• _WORK TO DO_: Copy each line that holds "Constantinople".

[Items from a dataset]

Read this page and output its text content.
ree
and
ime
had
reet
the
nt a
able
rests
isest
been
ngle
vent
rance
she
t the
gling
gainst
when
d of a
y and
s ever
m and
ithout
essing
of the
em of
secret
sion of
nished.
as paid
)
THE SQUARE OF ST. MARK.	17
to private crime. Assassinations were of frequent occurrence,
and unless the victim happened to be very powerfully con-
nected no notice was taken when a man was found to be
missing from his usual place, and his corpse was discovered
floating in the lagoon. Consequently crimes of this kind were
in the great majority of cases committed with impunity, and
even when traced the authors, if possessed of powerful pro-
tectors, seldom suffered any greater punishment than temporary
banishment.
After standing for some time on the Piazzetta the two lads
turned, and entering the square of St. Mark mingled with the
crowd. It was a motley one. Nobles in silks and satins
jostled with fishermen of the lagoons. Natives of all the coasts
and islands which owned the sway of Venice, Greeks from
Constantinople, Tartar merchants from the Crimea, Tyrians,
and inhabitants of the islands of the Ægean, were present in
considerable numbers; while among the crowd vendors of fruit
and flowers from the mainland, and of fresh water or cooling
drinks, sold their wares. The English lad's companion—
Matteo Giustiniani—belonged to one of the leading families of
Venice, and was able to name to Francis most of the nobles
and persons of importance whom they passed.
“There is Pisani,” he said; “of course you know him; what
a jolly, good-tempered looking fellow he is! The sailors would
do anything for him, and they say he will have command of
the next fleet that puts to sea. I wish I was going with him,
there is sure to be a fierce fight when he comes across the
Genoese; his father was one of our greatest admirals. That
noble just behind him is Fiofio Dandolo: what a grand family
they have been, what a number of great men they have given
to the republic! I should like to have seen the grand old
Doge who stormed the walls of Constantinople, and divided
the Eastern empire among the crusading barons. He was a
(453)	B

• _RIGHT ANSWER_:
Constantinople, Tartar merchants from the Crimea, Tyrians,
Doge who stormed the walls of Constantinople, and divided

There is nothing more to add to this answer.